Every entry must be duplicated precisely as written.
▬▬▬
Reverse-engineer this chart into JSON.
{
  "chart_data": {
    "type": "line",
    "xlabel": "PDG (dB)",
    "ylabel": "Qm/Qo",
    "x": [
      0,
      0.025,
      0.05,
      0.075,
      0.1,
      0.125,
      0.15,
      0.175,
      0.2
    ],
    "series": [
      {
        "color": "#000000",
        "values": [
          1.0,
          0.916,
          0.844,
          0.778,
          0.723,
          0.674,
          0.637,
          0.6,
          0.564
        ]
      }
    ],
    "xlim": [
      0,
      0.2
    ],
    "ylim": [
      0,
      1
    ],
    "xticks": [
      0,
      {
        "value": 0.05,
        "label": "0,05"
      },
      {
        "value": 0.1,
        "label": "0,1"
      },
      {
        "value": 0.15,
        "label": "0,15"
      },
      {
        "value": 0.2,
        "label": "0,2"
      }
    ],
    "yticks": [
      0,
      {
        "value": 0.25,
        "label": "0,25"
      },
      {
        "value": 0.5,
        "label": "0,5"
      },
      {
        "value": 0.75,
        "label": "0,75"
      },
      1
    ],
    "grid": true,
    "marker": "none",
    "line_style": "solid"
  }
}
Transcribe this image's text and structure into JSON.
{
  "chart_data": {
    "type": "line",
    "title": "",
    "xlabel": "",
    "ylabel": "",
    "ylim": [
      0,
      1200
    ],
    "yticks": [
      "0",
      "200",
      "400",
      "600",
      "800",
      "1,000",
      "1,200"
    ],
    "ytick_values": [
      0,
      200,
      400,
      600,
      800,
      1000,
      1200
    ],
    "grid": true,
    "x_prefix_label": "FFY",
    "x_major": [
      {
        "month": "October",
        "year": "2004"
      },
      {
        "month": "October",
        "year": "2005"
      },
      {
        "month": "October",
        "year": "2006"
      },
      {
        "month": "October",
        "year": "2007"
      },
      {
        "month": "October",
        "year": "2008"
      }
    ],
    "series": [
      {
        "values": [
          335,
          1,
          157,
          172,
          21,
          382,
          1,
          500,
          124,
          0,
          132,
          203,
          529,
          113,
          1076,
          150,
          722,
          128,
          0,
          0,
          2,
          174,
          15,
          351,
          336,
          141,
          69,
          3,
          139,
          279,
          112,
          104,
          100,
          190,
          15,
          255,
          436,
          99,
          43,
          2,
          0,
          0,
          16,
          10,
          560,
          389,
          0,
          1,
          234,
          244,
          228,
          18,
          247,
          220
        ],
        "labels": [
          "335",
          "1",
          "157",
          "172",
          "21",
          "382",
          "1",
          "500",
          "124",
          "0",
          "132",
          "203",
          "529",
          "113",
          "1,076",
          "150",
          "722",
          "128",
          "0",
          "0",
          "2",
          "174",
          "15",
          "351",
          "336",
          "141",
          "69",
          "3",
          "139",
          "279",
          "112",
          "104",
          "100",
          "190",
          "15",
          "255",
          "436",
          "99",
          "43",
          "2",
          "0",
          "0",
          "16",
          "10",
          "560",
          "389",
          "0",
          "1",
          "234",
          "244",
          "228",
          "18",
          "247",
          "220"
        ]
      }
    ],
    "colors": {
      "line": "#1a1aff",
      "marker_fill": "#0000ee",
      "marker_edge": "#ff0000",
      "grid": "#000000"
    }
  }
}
▬▬▬
== FINAL RESULT ==
Reverse-engineer this chart into JSON.
{
  "chart_data": {
    "type": "line",
    "xlabel": "PDG (dB)",
    "ylabel": "Qm/Qo",
    "x": [
      0,
      0.025,
      0.05,
      0.075,
      0.1,
      0.125,
      0.15,
      0.175,
      0.2
    ],
    "series": [
      {
        "color": "#000000",
        "values": [
          1.0,
          0.916,
          0.844,
          0.778,
          0.723,
          0.674,
          0.637,
          0.6,
          0.564
        ]
      }
    ],
    "xlim": [
      0,
      0.2
    ],
    "ylim": [
      0,
      1
    ],
    "xticks": [
      0,
      {
        "value": 0.05,
        "label": "0,05"
      },
      {
        "value": 0.1,
        "label": "0,1"
      },
      {
        "value": 0.15,
        "label": "0,15"
      },
      {
        "value": 0.2,
        "label": "0,2"
      }
    ],
    "yticks": [
      0,
      {
        "value": 0.25,
        "label": "0,25"
      },
      {
        "value": 0.5,
        "label": "0,5"
      },
      {
        "value": 0.75,
        "label": "0,75"
      },
      1
    ],
    "grid": true,
    "marker": "none",
    "line_style": "solid"
  }
}
Transcribe this image's text and structure into JSON.
{
  "chart_data": {
    "type": "line",
    "title": "",
    "xlabel": "",
    "ylabel": "",
    "ylim": [
      0,
      1200
    ],
    "yticks": [
      "0",
      "200",
      "400",
      "600",
      "800",
      "1,000",
      "1,200"
    ],
    "ytick_values": [
      0,
      200,
      400,
      600,
      800,
      1000,
      1200
    ],
    "grid": true,
    "x_prefix_label": "FFY",
    "x_major": [
      {
        "month": "October",
        "year": "2004"
      },
      {
        "month": "October",
        "year": "2005"
      },
      {
        "month": "October",
        "year": "2006"
      },
      {
        "month": "October",
        "year": "2007"
      },
      {
        "month": "October",
        "year": "2008"
      }
    ],
    "series": [
      {
        "values": [
          335,
          1,
          157,
          172,
          21,
          382,
          1,
          500,
          124,
          0,
          132,
          203,
          529,
          113,
          1076,
          150,
          722,
          128,
          0,
          0,
          2,
          174,
          15,
          351,
          336,
          141,
          69,
          3,
          139,
          279,
          112,
          104,
          100,
          190,
          15,
          255,
          436,
          99,
          43,
          2,
          0,
          0,
          16,
          10,
          560,
          389,
          0,
          1,
          234,
          244,
          228,
          18,
          247,
          220
        ],
        "labels": [
          "335",
          "1",
          "157",
          "172",
          "21",
          "382",
          "1",
          "500",
          "124",
          "0",
          "132",
          "203",
          "529",
          "113",
          "1,076",
          "150",
          "722",
          "128",
          "0",
          "0",
          "2",
          "174",
          "15",
          "351",
          "336",
          "141",
          "69",
          "3",
          "139",
          "279",
          "112",
          "104",
          "100",
          "190",
          "15",
          "255",
          "436",
          "99",
          "43",
          "2",
          "0",
          "0",
          "16",
          "10",
          "560",
          "389",
          "0",
          "1",
          "234",
          "244",
          "228",
          "18",
          "247",
          "220"
        ]
      }
    ],
    "colors": {
      "line": "#1a1aff",
      "marker_fill": "#0000ee",
      "marker_edge": "#ff0000",
      "grid": "#000000"
    }
  }
}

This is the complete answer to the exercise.